**Work instructions**.
From the comment thread on unit pricing below, quote everything from "If you've never" down to "35 years ago).", word for word.

**Text provided**.
::::::

I haven't noticed this phenomena in Ontario yet, but I rarely buy things in big packs, save TP, and I'm diligent in checking the per unit price on that. I don't know if they are required to here, but all the big supermarkets seem to have per unit pricing on the tags on the shelves. I would wager most people are too busy when shopping to check out all those things, especially if you're not shopping alone.
posted by glip at 5:22 AM on September 29, 2010


Any given week at Kroger, the half-gallon or the gallon of milk might be cheaper in unit cost. This irritates me more than I ought to let it.
posted by Wolfdog at 5:22 AM on September 29, 2010


I wouldn't be surprised if the chairman of Tesco sits in a big office in a dormant volcano, surrounded by pools filled with piranha fish, stroking a white persian cat.

This is Tesco House, Tesco's head office in Cheshunt on Google Streetview.

It is a horrible building, in a scabby road, on a crumbling industrial estate on the edge of the toilet town that is Cheshunt. The only saving grace is that part of the Lea Vally Park is nearby on the right side of the tracks.

I think they've gone for the WalMart approach when it comes to head offices.

It will cease being the lair of Sir Terry Leahy from March next year as he is retiring. He does live in Cuffley, childhood home of Victoria Beckham, which has no volcanoes either. However, posh cats & fancy fish no doubt abound...
posted by i_cola at 5:36 AM on September 29, 2010 [1 favorite]


Note that all of the links in the FPP have to do with European retail. Not that surprising, given their source. But it's been my experience that the bigger package has tended to cost more per unit price in Europe for years. Like since the 1990s, which is the first time I was over there.

Why is this news? The European retail and service industry is notoriously consumer unfriendly and proprietor friendly. The grocery store my friends frequented in southern Germany stopped stocking peanut butter because it sold too fast. The mind boggles.
posted by valkyryn at 5:40 AM on September 29, 2010 [2 favorites]


I think they've gone for the WalMart approach when it comes to head offices.

Considering that Wal-Mart's corporate office looks like a Wal-Mart and backs up on a cemetery, that's saying something.

Holy crap, that place looks depressing. And I even like Wal-Mart.
posted by valkyryn at 5:47 AM on September 29, 2010 [1 favorite]


Is that really so rare, though? I thought everyone was equipped with enough common sense to spend half a second comparing unit prices?

If you've never had a reason to do it (thrift, poverty), it's not generally a skill you develop. I sometimes need to remind mrs ozzy to check unit pricing when we shop. She, on the other hand, has to make decisions about almost-but-not-quite-fungible goods when the unit pricing is too similar for me to make a call. (I seriously freeze up buying Band-Aids; too many choices. I'm a little bit insane.)
posted by uncleozzy at 5:56 AM on September 29, 2010 [1 favorite]


It is a horrible building, in a scabby road, on a crumbling industrial estate on the edge of the toilet town that is Cheshunt.

True, but they've been there for a bloody long time. My mum worked for them there before at some point before I was born (so at least 35 years ago).

She always claimed that she 'broke' one of their security dogs at Deleware Road. She was working late and no-one had told security. When we walked out the back door, a GSD came charging at her. It never occurred to her that it was dangerous (she wasn't always the brightest) and held her arms open to hug it. And gave it's belly a rub. From that point onwards it used to run up to intruders and roll over onto its back.

::::::

**Data entries**.
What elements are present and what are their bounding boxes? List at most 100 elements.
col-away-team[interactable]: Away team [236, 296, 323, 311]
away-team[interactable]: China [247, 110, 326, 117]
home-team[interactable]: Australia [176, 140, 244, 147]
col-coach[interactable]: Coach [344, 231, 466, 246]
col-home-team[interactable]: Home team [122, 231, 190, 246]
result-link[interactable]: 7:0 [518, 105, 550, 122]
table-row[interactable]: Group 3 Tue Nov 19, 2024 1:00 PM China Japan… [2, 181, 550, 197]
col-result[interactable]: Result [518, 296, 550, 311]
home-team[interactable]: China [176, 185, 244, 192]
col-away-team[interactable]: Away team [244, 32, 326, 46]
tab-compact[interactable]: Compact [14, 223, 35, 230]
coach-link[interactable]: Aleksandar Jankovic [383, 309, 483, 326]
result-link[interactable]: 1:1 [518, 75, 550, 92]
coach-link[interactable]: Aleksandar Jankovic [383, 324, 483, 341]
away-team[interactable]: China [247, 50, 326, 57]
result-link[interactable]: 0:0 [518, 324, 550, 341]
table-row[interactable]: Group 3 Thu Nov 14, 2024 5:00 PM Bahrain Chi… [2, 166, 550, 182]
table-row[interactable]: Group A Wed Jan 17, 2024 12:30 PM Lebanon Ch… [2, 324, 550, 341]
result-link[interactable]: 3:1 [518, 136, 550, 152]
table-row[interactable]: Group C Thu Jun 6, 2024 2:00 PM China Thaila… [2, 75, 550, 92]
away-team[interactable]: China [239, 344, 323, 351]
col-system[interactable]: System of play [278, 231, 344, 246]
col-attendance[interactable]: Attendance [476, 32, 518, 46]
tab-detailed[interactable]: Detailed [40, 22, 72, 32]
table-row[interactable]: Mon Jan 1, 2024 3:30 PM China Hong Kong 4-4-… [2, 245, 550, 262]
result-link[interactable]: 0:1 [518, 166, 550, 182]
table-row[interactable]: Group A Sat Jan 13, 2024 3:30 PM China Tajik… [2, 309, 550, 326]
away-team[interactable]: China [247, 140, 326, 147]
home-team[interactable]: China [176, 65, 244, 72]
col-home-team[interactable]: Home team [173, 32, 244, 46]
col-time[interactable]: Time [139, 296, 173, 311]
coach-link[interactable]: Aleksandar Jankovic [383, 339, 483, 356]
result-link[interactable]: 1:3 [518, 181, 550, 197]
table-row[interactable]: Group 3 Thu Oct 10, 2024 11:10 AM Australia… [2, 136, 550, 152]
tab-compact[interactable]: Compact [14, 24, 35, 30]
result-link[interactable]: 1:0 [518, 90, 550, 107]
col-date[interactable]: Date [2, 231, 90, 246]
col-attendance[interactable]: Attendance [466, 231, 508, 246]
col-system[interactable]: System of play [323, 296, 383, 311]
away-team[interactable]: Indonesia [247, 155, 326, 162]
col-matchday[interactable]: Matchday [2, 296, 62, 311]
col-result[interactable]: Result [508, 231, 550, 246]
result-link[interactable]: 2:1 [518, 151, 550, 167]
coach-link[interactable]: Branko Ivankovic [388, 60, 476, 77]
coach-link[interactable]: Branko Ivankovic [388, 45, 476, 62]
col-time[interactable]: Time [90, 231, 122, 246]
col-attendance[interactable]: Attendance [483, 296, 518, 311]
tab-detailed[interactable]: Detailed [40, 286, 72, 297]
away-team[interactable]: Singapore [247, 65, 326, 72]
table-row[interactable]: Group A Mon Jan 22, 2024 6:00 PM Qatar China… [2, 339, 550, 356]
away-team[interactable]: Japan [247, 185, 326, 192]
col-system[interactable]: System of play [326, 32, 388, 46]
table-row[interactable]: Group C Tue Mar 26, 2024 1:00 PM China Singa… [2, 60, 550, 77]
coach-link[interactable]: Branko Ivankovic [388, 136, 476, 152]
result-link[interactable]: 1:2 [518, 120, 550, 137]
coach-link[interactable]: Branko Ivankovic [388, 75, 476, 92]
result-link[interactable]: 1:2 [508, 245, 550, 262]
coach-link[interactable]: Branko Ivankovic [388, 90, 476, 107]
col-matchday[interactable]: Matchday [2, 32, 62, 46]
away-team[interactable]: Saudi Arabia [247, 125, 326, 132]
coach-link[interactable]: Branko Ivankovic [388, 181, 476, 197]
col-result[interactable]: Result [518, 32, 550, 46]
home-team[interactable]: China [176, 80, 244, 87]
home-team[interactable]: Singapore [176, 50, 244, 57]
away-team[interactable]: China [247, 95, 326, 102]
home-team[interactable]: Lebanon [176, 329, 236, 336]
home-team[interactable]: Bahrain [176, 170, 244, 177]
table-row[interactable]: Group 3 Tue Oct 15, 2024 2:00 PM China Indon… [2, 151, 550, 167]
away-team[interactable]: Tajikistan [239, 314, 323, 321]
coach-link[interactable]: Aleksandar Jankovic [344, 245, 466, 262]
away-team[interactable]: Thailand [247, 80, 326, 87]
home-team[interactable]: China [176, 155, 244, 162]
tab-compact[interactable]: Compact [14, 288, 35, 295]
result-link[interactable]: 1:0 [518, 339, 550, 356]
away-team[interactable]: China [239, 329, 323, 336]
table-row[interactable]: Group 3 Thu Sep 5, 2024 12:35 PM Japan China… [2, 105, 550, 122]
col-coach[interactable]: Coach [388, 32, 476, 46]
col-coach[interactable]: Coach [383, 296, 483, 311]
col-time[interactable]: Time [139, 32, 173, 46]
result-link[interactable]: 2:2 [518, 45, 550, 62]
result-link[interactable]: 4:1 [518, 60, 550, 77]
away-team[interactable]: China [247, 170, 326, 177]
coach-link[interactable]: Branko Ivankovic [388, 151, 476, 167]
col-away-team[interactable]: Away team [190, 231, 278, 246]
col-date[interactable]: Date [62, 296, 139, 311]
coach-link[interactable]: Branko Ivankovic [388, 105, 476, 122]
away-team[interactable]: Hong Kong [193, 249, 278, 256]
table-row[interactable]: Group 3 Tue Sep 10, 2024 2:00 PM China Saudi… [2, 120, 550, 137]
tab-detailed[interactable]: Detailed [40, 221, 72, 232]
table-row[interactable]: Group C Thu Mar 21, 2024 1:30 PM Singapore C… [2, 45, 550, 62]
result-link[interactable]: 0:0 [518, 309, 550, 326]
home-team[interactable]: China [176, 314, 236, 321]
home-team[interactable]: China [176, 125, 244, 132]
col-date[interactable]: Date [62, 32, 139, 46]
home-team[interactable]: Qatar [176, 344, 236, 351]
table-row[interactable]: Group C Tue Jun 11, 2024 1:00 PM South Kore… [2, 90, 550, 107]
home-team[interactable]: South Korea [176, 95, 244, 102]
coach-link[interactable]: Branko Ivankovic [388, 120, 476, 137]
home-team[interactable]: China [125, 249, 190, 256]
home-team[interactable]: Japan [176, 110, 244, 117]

::::::

**Answer to the task**.
If you've never had a reason to do it (thrift, poverty), it's not generally a skill you develop. I sometimes need to remind mrs ozzy to check unit pricing when we shop. She, on the other hand, has to make decisions about almost-but-not-quite-fungible goods when the unit pricing is too similar for me to make a call. (I seriously freeze up buying Band-Aids; too many choices. I'm a little bit insane.)
posted by uncleozzy at 5:56 AM on September 29, 2010 [1 favorite]


It is a horrible building, in a scabby road, on a crumbling industrial estate on the edge of the toilet town that is Cheshunt.

True, but they've been there for a bloody long time. My mum worked for them there before at some point before I was born (so at least 35 years ago).